Copy each line in the data that includes the word "this".
====== Data supplied ======
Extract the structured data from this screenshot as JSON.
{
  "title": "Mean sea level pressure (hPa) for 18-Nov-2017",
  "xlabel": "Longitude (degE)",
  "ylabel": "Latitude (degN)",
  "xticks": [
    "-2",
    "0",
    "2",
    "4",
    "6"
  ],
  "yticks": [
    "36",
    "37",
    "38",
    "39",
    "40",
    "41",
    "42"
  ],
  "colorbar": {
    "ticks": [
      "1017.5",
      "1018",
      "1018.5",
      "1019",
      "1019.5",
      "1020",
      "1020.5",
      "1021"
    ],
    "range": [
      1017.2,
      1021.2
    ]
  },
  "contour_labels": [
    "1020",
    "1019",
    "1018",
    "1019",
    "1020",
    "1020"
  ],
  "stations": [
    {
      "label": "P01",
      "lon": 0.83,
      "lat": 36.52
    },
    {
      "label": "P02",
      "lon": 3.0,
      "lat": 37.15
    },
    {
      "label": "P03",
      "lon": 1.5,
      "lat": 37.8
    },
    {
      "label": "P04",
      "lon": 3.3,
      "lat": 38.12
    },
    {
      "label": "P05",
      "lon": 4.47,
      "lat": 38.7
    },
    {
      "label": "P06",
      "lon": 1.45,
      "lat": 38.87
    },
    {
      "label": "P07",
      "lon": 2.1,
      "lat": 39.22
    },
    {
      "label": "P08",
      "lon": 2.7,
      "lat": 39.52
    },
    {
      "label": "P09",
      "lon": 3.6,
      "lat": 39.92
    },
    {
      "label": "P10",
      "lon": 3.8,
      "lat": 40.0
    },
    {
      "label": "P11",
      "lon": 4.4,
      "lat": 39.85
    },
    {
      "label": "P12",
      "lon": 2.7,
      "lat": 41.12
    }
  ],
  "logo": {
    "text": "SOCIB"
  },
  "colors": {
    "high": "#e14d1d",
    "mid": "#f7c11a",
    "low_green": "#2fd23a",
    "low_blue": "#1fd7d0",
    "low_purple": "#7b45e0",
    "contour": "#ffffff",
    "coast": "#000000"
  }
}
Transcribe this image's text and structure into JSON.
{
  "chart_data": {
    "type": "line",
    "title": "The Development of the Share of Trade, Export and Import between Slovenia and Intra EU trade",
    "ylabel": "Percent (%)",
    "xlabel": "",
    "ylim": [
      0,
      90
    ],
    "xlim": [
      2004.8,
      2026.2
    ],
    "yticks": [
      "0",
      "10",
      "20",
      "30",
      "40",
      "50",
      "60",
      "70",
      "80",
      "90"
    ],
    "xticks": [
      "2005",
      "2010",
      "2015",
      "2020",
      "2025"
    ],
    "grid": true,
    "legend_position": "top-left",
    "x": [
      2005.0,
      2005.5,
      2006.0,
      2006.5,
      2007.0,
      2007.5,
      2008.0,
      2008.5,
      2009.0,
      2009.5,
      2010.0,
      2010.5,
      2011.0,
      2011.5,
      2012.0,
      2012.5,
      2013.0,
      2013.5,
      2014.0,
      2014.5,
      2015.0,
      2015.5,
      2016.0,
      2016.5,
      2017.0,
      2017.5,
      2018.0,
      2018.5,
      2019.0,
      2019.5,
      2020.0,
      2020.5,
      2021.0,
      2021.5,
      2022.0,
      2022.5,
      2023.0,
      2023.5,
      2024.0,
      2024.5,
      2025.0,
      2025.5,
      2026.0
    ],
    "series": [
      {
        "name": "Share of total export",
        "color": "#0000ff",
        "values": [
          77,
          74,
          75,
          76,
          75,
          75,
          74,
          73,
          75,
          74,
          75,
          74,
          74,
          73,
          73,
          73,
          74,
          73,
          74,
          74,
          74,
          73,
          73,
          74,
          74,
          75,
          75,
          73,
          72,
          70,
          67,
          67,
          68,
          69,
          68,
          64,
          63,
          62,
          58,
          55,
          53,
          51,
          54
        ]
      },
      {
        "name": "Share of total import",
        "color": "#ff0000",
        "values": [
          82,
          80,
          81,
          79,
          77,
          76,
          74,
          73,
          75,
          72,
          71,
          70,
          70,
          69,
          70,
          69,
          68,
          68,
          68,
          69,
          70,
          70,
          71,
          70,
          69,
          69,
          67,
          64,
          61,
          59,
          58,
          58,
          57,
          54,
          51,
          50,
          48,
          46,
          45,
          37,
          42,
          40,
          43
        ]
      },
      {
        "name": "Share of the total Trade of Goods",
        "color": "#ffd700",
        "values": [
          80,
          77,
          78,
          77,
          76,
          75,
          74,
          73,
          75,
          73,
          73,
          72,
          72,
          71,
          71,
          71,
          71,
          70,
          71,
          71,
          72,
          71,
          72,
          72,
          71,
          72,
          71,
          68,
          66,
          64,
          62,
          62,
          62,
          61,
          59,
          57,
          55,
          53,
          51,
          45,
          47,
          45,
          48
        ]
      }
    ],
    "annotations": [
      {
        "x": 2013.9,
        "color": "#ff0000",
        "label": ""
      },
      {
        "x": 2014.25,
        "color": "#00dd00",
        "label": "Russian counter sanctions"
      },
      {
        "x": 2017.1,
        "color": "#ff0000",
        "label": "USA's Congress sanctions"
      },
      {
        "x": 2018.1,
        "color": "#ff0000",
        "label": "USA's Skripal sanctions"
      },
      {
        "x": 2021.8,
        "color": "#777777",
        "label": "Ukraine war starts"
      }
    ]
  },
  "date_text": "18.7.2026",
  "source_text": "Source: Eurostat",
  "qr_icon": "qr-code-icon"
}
======
[Task solution]
Extract the structured data from this screenshot as JSON.
Transcribe this image's text and structure into JSON.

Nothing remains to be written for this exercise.